Only the lines from the one containing "Output the text content of this document." to the end of the entries should be written out, each exactly as it stands, both ends included.

(Extracted data entries)
_ _ _ _ _ _ _
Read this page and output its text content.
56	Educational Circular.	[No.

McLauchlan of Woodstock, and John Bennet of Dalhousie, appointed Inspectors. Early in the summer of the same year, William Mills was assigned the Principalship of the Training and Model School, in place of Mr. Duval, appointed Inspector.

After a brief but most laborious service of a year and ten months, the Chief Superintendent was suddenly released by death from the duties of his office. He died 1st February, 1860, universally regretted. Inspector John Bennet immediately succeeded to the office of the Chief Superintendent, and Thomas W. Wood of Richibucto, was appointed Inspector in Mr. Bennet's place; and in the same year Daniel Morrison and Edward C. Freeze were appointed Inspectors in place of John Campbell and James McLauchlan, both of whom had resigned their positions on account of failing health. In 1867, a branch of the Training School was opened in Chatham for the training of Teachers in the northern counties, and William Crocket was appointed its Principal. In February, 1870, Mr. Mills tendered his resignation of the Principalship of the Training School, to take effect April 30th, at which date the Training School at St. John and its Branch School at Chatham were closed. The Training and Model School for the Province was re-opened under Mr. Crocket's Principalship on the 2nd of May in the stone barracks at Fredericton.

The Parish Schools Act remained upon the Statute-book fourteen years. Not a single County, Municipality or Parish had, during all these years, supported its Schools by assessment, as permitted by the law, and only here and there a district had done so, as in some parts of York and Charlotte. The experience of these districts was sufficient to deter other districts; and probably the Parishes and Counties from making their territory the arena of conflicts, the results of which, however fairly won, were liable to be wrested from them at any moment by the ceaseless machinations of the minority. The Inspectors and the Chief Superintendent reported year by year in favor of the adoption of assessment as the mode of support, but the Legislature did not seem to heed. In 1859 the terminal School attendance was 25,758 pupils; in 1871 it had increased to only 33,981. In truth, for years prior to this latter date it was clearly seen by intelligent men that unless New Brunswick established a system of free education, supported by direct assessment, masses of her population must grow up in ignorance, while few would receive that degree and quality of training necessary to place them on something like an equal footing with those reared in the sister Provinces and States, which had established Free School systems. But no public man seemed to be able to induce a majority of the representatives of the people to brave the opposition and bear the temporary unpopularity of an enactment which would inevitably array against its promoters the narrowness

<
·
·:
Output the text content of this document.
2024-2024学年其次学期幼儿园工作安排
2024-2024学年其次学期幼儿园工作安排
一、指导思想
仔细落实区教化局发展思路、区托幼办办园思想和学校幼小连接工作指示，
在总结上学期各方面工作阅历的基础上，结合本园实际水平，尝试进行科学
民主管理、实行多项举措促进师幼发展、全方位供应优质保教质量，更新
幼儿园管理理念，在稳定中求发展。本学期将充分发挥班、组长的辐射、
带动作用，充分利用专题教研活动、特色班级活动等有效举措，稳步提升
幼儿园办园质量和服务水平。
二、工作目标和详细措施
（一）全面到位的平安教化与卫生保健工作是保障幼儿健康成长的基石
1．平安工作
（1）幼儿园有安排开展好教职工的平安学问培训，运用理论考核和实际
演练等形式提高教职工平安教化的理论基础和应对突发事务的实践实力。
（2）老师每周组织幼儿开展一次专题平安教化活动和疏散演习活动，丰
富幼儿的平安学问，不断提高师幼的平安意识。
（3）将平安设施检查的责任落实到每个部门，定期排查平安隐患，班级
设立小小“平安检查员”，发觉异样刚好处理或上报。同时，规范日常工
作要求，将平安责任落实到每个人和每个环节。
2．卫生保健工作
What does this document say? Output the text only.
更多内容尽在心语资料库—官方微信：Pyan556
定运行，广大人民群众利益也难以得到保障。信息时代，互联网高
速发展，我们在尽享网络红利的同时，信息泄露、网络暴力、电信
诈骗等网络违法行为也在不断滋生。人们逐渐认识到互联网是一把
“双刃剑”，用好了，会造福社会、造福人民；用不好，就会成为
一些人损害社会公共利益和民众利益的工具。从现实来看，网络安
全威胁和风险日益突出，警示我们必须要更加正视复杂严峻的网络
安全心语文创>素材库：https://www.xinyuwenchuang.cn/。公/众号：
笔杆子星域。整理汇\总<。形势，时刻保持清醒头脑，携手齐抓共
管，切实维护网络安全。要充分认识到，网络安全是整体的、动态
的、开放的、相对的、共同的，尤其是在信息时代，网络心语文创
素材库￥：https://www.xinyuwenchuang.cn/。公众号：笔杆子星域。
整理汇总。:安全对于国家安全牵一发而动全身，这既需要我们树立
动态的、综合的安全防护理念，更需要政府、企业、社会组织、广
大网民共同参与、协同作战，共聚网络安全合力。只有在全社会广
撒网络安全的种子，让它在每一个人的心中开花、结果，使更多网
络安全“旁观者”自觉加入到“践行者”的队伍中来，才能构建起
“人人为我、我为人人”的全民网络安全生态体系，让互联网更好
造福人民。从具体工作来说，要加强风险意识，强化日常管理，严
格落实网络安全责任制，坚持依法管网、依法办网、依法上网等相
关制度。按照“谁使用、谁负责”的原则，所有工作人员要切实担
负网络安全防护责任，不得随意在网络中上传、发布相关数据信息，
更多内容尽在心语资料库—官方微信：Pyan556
_ _ _ _ _ _ _
**SOLUTION**
Output the text content of this document.
2024-2024学年其次学期幼儿园工作安排
2024-2024学年其次学期幼儿园工作安排
一、指导思想
仔细落实区教化局发展思路、区托幼办办园思想和学校幼小连接工作指示，
在总结上学期各方面工作阅历的基础上，结合本园实际水平，尝试进行科学
民主管理、实行多项举措促进师幼发展、全方位供应优质保教质量，更新
幼儿园管理理念，在稳定中求发展。本学期将充分发挥班、组长的辐射、
带动作用，充分利用专题教研活动、特色班级活动等有效举措，稳步提升
幼儿园办园质量和服务水平。
二、工作目标和详细措施
（一）全面到位的平安教化与卫生保健工作是保障幼儿健康成长的基石
1．平安工作
（1）幼儿园有安排开展好教职工的平安学问培训，运用理论考核和实际
演练等形式提高教职工平安教化的理论基础和应对突发事务的实践实力。
（2）老师每周组织幼儿开展一次专题平安教化活动和疏散演习活动，丰
富幼儿的平安学问，不断提高师幼的平安意识。
（3）将平安设施检查的责任落实到每个部门，定期排查平安隐患，班级
设立小小“平安检查员”，发觉异样刚好处理或上报。同时，规范日常工
作要求，将平安责任落实到每个人和每个环节。
2．卫生保健工作
What does this document say? Output the text only.
更多内容尽在心语资料库—官方微信：Pyan556
定运行，广大人民群众利益也难以得到保障。信息时代，互联网高
速发展，我们在尽享网络红利的同时，信息泄露、网络暴力、电信
诈骗等网络违法行为也在不断滋生。人们逐渐认识到互联网是一把
“双刃剑”，用好了，会造福社会、造福人民；用不好，就会成为
一些人损害社会公共利益和民众利益的工具。从现实来看，网络安
全威胁和风险日益突出，警示我们必须要更加正视复杂严峻的网络
安全心语文创>素材库：https://www.xinyuwenchuang.cn/。公/众号：
笔杆子星域。整理汇\总<。形势，时刻保持清醒头脑，携手齐抓共
管，切实维护网络安全。要充分认识到，网络安全是整体的、动态
的、开放的、相对的、共同的，尤其是在信息时代，网络心语文创
素材库￥：https://www.xinyuwenchuang.cn/。公众号：笔杆子星域。
整理汇总。:安全对于国家安全牵一发而动全身，这既需要我们树立
动态的、综合的安全防护理念，更需要政府、企业、社会组织、广
大网民共同参与、协同作战，共聚网络安全合力。只有在全社会广
撒网络安全的种子，让它在每一个人的心中开花、结果，使更多网
络安全“旁观者”自觉加入到“践行者”的队伍中来，才能构建起
“人人为我、我为人人”的全民网络安全生态体系，让互联网更好
造福人民。从具体工作来说，要加强风险意识，强化日常管理，严
格落实网络安全责任制，坚持依法管网、依法办网、依法上网等相
关制度。按照“谁使用、谁负责”的原则，所有工作人员要切实担
负网络安全防护责任，不得随意在网络中上传、发布相关数据信息，
更多内容尽在心语资料库—官方微信：Pyan556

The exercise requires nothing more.